• [WHAT IS NEEDED] Provide the records once more, identical to the original.

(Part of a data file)
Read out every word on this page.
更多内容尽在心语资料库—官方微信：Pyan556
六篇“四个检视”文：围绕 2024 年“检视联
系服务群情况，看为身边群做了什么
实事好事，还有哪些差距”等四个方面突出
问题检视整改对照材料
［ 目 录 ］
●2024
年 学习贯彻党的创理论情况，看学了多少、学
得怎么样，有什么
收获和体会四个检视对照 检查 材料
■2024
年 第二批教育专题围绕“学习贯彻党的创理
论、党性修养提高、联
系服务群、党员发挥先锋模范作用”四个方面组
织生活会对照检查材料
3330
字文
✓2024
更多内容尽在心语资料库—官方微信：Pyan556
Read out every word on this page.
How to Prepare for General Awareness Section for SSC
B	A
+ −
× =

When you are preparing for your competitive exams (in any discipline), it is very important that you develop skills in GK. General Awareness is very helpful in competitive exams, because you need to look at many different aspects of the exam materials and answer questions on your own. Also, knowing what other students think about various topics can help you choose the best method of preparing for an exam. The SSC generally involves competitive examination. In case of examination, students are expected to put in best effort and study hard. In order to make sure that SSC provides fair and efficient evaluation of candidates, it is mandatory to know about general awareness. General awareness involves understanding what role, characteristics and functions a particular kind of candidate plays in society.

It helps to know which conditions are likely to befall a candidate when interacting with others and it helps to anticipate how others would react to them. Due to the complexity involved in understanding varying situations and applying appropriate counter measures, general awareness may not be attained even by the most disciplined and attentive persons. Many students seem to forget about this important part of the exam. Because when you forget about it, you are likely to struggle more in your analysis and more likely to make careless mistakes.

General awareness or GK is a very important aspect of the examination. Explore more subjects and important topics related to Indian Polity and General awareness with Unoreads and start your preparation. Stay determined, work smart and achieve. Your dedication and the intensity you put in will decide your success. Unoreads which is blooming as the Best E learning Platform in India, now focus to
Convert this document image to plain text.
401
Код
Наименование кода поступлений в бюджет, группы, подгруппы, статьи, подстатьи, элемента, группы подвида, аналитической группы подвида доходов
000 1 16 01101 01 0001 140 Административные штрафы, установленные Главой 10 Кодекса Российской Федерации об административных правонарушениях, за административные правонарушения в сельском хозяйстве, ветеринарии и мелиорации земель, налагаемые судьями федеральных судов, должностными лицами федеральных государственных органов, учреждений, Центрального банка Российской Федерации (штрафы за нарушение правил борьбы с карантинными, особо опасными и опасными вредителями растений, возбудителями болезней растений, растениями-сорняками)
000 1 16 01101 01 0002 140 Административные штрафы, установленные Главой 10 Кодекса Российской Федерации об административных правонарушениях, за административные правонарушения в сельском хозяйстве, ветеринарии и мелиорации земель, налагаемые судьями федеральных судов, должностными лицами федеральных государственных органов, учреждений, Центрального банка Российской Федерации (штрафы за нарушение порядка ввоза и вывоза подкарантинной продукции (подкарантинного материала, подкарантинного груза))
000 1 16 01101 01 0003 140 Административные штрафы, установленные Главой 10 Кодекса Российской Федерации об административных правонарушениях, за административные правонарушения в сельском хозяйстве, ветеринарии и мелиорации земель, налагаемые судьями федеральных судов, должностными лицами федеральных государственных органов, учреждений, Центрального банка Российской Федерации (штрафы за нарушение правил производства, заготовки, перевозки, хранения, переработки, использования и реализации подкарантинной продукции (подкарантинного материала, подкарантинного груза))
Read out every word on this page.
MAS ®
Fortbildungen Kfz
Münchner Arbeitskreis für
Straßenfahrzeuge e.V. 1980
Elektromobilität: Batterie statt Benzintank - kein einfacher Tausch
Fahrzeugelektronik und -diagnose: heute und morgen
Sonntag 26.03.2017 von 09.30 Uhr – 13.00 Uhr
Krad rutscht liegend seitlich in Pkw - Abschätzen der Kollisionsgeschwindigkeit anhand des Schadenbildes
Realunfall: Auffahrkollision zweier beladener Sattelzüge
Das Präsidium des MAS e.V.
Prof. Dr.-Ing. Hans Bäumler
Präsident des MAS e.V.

• [THE REPLY]
Read out every word on this page.
更多内容尽在心语资料库—官方微信：Pyan556
六篇“四个检视”文：围绕 2024 年“检视联
系服务群情况，看为身边群做了什么
实事好事，还有哪些差距”等四个方面突出
问题检视整改对照材料
［ 目 录 ］
●2024
年 学习贯彻党的创理论情况，看学了多少、学
得怎么样，有什么
收获和体会四个检视对照 检查 材料
■2024
年 第二批教育专题围绕“学习贯彻党的创理
论、党性修养提高、联
系服务群、党员发挥先锋模范作用”四个方面组
织生活会对照检查材料
3330
字文
✓2024
更多内容尽在心语资料库—官方微信：Pyan556
Read out every word on this page.
How to Prepare for General Awareness Section for SSC
B	A
+ −
× =

When you are preparing for your competitive exams (in any discipline), it is very important that you develop skills in GK. General Awareness is very helpful in competitive exams, because you need to look at many different aspects of the exam materials and answer questions on your own. Also, knowing what other students think about various topics can help you choose the best method of preparing for an exam. The SSC generally involves competitive examination. In case of examination, students are expected to put in best effort and study hard. In order to make sure that SSC provides fair and efficient evaluation of candidates, it is mandatory to know about general awareness. General awareness involves understanding what role, characteristics and functions a particular kind of candidate plays in society.

It helps to know which conditions are likely to befall a candidate when interacting with others and it helps to anticipate how others would react to them. Due to the complexity involved in understanding varying situations and applying appropriate counter measures, general awareness may not be attained even by the most disciplined and attentive persons. Many students seem to forget about this important part of the exam. Because when you forget about it, you are likely to struggle more in your analysis and more likely to make careless mistakes.

General awareness or GK is a very important aspect of the examination. Explore more subjects and important topics related to Indian Polity and General awareness with Unoreads and start your preparation. Stay determined, work smart and achieve. Your dedication and the intensity you put in will decide your success. Unoreads which is blooming as the Best E learning Platform in India, now focus to
Convert this document image to plain text.
401
Код
Наименование кода поступлений в бюджет, группы, подгруппы, статьи, подстатьи, элемента, группы подвида, аналитической группы подвида доходов
000 1 16 01101 01 0001 140 Административные штрафы, установленные Главой 10 Кодекса Российской Федерации об административных правонарушениях, за административные правонарушения в сельском хозяйстве, ветеринарии и мелиорации земель, налагаемые судьями федеральных судов, должностными лицами федеральных государственных органов, учреждений, Центрального банка Российской Федерации (штрафы за нарушение правил борьбы с карантинными, особо опасными и опасными вредителями растений, возбудителями болезней растений, растениями-сорняками)
000 1 16 01101 01 0002 140 Административные штрафы, установленные Главой 10 Кодекса Российской Федерации об административных правонарушениях, за административные правонарушения в сельском хозяйстве, ветеринарии и мелиорации земель, налагаемые судьями федеральных судов, должностными лицами федеральных государственных органов, учреждений, Центрального банка Российской Федерации (штрафы за нарушение порядка ввоза и вывоза подкарантинной продукции (подкарантинного материала, подкарантинного груза))
000 1 16 01101 01 0003 140 Административные штрафы, установленные Главой 10 Кодекса Российской Федерации об административных правонарушениях, за административные правонарушения в сельском хозяйстве, ветеринарии и мелиорации земель, налагаемые судьями федеральных судов, должностными лицами федеральных государственных органов, учреждений, Центрального банка Российской Федерации (штрафы за нарушение правил производства, заготовки, перевозки, хранения, переработки, использования и реализации подкарантинной продукции (подкарантинного материала, подкарантинного груза))
Read out every word on this page.
MAS ®
Fortbildungen Kfz
Münchner Arbeitskreis für
Straßenfahrzeuge e.V. 1980
Elektromobilität: Batterie statt Benzintank - kein einfacher Tausch
Fahrzeugelektronik und -diagnose: heute und morgen
Sonntag 26.03.2017 von 09.30 Uhr – 13.00 Uhr
Krad rutscht liegend seitlich in Pkw - Abschätzen der Kollisionsgeschwindigkeit anhand des Schadenbildes
Realunfall: Auffahrkollision zweier beladener Sattelzüge
Das Präsidium des MAS e.V.
Prof. Dr.-Ing. Hans Bäumler
Präsident des MAS e.V.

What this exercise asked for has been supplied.